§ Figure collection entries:
****************

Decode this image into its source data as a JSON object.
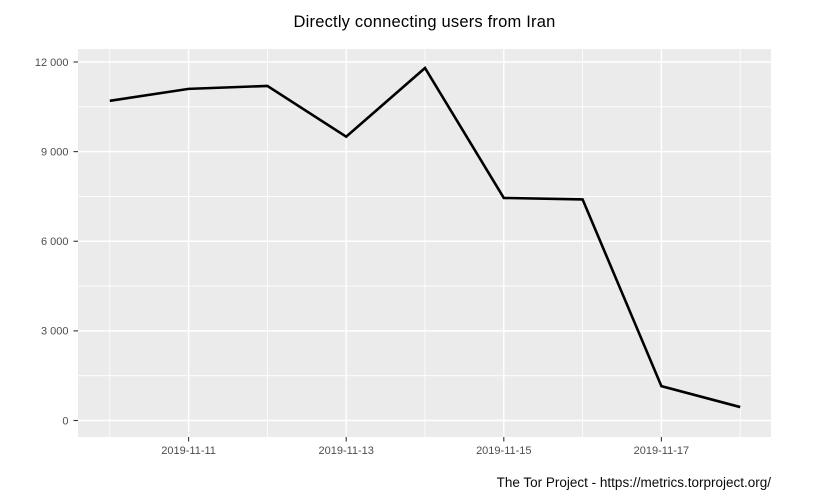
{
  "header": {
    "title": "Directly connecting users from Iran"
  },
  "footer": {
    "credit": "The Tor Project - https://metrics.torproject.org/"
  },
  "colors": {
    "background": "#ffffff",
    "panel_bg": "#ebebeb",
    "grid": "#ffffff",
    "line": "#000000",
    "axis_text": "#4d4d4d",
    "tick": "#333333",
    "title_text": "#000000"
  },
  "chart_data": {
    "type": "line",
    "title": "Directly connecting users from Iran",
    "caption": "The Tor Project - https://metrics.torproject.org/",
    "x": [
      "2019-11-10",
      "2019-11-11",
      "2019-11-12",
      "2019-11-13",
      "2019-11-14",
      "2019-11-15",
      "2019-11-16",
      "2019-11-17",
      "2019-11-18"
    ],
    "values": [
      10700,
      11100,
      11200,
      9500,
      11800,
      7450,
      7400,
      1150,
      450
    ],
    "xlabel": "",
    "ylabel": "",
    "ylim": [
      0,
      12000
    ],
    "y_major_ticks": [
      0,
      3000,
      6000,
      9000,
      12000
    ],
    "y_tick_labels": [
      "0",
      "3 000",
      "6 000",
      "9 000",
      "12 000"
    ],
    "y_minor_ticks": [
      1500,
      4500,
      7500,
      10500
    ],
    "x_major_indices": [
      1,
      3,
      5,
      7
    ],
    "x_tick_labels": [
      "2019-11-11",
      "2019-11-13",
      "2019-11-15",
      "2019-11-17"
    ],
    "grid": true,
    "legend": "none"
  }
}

****************

§ What this task involves:
State only the count of lines above that hold the string "from".

§ Output below:
2